(Your objective): Put the entries from the start through the line containing "replies-count: Replies: 64" into a Markdown table, with both ends included and blank lines omitted. Use two columns, Row for the row number and Entry for the line.

(Entries shown):
....................

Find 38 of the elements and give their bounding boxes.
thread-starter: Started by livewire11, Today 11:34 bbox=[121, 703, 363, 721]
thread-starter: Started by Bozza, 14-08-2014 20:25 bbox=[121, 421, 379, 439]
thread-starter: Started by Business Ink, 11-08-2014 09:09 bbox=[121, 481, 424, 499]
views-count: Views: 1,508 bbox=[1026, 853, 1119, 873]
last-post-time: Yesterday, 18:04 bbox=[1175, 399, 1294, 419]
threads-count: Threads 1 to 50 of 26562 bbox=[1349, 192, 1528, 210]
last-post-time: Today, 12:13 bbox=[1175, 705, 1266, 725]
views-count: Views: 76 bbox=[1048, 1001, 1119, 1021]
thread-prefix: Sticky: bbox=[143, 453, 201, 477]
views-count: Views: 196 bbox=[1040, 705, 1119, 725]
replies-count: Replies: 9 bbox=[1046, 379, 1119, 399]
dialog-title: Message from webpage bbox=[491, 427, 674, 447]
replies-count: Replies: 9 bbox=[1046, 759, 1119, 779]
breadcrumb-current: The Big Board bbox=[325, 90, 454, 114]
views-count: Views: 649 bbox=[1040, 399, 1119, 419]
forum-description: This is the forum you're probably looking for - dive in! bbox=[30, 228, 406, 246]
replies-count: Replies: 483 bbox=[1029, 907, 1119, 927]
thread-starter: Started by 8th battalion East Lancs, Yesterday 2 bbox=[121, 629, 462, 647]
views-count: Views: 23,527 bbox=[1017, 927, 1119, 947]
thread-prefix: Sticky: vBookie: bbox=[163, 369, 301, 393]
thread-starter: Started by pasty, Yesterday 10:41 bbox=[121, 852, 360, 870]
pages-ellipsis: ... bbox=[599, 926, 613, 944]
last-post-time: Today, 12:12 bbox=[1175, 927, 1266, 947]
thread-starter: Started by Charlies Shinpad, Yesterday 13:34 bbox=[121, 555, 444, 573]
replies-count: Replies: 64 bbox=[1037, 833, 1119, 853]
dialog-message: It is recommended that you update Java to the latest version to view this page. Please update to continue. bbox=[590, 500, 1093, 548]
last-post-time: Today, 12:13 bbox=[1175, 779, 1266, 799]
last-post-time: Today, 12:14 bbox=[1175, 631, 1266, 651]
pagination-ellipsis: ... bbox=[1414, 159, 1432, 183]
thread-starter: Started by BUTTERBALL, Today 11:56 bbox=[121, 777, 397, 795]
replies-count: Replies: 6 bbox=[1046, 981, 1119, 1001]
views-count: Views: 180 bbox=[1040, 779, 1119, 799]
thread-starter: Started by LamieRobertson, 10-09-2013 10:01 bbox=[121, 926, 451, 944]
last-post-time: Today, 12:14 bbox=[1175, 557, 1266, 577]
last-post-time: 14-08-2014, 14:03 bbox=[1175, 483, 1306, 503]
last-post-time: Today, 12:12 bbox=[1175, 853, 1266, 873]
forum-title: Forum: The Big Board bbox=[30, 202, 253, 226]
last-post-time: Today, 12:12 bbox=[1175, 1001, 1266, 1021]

....................

(Expected answer):
| Row | Entry |
|---|---|
| 1 | Find 38 of the elements and give their bounding boxes. |
| 2 | thread-starter: Started by livewire11, Today 11:34 bbox=[121, 703, 363, 721] |
| 3 | thread-starter: Started by Bozza, 14-08-2014 20:25 bbox=[121, 421, 379, 439] |
| 4 | thread-starter: Started by Business Ink, 11-08-2014 09:09 bbox=[121, 481, 424, 499] |
| 5 | views-count: Views: 1,508 bbox=[1026, 853, 1119, 873] |
| 6 | last-post-time: Yesterday, 18:04 bbox=[1175, 399, 1294, 419] |
| 7 | threads-count: Threads 1 to 50 of 26562 bbox=[1349, 192, 1528, 210] |
| 8 | last-post-time: Today, 12:13 bbox=[1175, 705, 1266, 725] |
| 9 | views-count: Views: 76 bbox=[1048, 1001, 1119, 1021] |
| 10 | thread-prefix: Sticky: bbox=[143, 453, 201, 477] |
| 11 | views-count: Views: 196 bbox=[1040, 705, 1119, 725] |
| 12 | replies-count: Replies: 9 bbox=[1046, 379, 1119, 399] |
| 13 | dialog-title: Message from webpage bbox=[491, 427, 674, 447] |
| 14 | replies-count: Replies: 9 bbox=[1046, 759, 1119, 779] |
| 15 | breadcrumb-current: The Big Board bbox=[325, 90, 454, 114] |
| 16 | views-count: Views: 649 bbox=[1040, 399, 1119, 419] |
| 17 | forum-description: This is the forum you're probably looking for - dive in! bbox=[30, 228, 406, 246] |
| 18 | replies-count: Replies: 483 bbox=[1029, 907, 1119, 927] |
| 19 | thread-starter: Started by 8th battalion East Lancs, Yesterday 2 bbox=[121, 629, 462, 647] |
| 20 | views-count: Views: 23,527 bbox=[1017, 927, 1119, 947] |
| 21 | thread-prefix: Sticky: vBookie: bbox=[163, 369, 301, 393] |
| 22 | thread-starter: Started by pasty, Yesterday 10:41 bbox=[121, 852, 360, 870] |
| 23 | pages-ellipsis: ... bbox=[599, 926, 613, 944] |
| 24 | last-post-time: Today, 12:12 bbox=[1175, 927, 1266, 947] |
| 25 | thread-starter: Started by Charlies Shinpad, Yesterday 13:34 bbox=[121, 555, 444, 573] |
| 26 | replies-count: Replies: 64 bbox=[1037, 833, 1119, 853] |